[Data records]
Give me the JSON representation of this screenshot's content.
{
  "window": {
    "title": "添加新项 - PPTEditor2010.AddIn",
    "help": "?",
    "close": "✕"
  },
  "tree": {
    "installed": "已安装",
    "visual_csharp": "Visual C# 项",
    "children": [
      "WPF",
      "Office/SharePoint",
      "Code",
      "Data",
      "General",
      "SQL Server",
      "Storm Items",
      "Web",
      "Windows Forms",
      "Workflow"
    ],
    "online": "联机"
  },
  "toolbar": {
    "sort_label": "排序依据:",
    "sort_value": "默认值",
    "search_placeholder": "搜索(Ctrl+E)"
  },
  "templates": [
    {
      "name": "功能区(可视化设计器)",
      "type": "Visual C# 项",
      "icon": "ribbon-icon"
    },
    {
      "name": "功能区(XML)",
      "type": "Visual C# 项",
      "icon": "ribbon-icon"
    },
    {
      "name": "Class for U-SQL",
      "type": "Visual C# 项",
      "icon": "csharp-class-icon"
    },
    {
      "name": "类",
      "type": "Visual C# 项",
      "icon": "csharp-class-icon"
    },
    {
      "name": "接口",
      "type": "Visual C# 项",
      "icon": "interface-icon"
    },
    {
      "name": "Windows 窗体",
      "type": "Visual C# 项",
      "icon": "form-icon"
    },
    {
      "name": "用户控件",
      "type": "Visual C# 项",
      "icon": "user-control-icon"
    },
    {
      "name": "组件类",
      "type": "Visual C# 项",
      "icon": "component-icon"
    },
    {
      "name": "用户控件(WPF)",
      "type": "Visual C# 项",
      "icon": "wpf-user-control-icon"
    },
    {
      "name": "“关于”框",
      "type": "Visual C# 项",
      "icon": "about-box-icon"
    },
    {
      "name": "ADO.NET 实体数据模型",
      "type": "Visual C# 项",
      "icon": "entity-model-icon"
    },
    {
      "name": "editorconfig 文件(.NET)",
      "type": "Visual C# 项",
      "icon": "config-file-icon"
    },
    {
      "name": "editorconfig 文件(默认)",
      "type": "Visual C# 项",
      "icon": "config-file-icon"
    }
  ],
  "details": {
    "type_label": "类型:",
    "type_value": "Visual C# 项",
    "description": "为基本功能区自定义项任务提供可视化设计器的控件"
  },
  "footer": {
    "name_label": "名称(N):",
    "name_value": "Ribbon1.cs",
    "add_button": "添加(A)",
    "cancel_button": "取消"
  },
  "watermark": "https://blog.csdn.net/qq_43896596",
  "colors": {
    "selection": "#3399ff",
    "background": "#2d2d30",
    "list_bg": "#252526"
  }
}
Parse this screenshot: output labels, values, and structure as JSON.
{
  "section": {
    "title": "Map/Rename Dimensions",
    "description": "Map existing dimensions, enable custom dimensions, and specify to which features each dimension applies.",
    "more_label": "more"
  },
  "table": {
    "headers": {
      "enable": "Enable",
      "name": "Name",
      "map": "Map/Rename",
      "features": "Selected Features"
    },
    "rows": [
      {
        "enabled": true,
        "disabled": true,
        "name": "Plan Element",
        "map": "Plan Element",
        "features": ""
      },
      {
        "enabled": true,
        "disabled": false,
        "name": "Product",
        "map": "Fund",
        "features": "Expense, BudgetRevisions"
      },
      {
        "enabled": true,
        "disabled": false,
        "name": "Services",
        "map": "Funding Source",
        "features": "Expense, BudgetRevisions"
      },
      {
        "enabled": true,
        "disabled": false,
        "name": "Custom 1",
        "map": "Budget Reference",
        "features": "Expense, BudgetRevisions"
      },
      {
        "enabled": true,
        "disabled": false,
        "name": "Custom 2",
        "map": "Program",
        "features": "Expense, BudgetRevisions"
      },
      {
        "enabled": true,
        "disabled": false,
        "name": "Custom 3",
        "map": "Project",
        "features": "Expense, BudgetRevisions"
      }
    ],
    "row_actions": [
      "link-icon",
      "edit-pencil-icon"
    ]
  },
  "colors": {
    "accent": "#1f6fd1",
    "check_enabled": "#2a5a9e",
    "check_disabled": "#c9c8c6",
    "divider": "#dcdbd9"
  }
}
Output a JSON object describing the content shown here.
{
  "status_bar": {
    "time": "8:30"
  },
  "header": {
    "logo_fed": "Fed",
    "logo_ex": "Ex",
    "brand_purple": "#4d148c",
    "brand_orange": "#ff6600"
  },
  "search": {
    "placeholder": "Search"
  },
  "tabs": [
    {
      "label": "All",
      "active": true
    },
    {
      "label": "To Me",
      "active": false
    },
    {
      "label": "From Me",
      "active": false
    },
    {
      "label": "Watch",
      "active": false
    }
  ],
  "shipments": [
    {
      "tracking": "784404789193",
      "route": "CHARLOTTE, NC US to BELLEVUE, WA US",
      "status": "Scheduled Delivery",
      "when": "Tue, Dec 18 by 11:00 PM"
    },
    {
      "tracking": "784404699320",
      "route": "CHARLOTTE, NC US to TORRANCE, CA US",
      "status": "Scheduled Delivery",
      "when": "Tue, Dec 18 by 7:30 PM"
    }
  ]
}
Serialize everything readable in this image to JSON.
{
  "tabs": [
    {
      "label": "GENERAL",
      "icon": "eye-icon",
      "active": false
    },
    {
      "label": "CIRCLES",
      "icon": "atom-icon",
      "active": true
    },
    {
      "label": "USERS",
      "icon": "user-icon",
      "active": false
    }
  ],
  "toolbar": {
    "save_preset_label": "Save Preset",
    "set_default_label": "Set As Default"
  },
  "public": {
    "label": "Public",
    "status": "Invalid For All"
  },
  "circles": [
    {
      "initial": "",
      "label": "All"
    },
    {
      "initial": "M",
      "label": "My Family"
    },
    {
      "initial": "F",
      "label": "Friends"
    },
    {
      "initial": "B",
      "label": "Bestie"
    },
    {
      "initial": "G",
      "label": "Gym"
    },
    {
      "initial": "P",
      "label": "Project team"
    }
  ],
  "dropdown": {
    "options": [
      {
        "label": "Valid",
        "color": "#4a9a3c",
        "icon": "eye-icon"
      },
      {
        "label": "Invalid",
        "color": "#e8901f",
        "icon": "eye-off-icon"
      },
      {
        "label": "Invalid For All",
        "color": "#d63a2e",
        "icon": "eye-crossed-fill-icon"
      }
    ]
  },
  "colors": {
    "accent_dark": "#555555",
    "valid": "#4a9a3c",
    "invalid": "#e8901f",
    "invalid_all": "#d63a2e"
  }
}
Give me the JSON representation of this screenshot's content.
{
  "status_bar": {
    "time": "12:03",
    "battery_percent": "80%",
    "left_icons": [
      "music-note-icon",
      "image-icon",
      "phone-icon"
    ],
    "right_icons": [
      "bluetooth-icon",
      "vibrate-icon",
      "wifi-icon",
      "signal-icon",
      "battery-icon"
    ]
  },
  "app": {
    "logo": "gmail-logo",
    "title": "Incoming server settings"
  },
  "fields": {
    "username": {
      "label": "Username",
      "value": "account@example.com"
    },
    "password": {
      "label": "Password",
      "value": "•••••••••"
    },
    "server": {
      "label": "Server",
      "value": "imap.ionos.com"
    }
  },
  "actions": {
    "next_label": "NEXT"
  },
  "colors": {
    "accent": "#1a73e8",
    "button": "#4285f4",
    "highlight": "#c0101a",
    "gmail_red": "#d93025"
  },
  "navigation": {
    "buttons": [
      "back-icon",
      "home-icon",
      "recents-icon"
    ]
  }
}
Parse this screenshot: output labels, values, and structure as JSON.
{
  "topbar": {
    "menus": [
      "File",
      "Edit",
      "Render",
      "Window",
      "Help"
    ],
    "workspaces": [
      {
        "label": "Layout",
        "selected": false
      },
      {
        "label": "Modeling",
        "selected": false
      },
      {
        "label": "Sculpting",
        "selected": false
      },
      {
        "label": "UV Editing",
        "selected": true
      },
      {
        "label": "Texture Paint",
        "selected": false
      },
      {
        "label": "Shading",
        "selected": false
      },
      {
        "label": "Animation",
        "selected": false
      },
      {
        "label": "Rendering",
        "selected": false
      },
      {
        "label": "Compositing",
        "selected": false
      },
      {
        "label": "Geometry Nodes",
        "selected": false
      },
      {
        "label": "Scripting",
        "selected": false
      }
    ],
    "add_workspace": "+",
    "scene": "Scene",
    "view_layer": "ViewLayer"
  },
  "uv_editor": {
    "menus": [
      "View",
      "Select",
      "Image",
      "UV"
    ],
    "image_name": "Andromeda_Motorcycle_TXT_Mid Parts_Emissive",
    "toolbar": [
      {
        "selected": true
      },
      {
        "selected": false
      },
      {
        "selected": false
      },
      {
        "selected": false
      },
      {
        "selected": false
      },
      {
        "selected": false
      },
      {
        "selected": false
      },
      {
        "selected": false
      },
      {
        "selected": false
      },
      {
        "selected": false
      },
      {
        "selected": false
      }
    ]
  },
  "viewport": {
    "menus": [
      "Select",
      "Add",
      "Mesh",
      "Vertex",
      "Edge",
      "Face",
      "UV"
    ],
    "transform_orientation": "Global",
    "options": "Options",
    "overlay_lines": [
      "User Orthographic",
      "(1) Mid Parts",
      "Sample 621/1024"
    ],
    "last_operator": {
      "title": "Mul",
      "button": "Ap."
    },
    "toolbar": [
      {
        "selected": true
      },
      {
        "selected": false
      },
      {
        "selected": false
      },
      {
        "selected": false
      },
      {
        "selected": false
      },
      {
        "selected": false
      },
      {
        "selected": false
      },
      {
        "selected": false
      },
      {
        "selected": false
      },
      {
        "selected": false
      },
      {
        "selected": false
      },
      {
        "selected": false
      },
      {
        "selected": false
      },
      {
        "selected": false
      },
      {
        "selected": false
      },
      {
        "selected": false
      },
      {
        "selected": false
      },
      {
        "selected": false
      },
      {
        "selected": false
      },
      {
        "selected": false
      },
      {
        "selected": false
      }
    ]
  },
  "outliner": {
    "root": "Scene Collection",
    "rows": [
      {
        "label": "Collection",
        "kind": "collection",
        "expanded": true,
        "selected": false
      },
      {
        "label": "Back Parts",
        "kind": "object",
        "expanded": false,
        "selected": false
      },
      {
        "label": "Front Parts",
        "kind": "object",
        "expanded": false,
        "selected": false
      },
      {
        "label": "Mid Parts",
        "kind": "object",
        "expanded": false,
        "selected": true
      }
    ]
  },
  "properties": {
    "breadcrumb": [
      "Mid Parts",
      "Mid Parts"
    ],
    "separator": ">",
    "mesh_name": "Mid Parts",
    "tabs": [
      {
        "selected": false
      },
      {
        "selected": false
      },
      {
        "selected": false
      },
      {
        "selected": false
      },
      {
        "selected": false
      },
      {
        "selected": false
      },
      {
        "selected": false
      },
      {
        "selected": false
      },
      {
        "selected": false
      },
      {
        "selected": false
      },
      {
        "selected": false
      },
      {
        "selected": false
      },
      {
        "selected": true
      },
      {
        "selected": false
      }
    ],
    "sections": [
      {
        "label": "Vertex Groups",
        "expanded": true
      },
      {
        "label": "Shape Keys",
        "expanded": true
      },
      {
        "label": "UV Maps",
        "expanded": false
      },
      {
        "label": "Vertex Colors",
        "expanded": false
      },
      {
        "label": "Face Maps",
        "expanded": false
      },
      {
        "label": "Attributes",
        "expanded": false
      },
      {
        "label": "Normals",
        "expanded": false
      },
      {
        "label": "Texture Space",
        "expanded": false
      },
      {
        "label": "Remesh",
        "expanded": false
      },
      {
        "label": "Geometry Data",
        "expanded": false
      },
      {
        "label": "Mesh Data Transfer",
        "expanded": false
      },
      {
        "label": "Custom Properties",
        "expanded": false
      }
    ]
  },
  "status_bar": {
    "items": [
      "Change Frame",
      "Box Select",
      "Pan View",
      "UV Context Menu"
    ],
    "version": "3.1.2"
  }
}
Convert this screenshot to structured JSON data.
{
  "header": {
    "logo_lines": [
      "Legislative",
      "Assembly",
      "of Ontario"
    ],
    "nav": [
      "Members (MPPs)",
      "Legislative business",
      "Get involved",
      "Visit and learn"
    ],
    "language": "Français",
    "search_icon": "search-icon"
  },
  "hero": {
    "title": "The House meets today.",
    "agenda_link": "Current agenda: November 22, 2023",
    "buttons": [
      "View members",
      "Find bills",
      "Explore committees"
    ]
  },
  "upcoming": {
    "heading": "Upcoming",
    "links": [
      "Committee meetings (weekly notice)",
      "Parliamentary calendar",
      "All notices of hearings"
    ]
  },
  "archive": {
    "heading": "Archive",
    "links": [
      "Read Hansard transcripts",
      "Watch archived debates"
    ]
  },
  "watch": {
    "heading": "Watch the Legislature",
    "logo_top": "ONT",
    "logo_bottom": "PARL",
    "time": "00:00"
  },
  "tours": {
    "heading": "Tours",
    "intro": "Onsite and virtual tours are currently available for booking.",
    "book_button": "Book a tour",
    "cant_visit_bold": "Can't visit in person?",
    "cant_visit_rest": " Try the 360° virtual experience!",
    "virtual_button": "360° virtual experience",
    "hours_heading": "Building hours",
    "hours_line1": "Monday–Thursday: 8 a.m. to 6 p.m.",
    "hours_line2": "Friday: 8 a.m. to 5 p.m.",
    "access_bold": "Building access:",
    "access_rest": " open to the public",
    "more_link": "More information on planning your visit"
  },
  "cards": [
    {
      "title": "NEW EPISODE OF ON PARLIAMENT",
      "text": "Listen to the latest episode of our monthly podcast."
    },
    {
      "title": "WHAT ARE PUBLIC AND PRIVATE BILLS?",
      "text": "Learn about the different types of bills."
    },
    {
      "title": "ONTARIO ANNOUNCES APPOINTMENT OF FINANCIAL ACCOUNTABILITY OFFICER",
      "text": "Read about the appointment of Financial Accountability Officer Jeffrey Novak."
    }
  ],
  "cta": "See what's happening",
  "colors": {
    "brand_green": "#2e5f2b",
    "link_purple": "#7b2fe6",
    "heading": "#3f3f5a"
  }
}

TASK REQUIREMENTS - From the entries above, select each line containing the string "title".

RESULT -
    "title": "添加新项 - PPTEditor2010.AddIn",
    "title": "Map/Rename Dimensions",
    "title": "Incoming server settings"
      "title": "Mul",
    "title": "The House meets today.",
      "title": "NEW EPISODE OF ON PARLIAMENT",
      "title": "WHAT ARE PUBLIC AND PRIVATE BILLS?",
      "title": "ONTARIO ANNOUNCES APPOINTMENT OF FINANCIAL ACCOUNTABILITY OFFICER",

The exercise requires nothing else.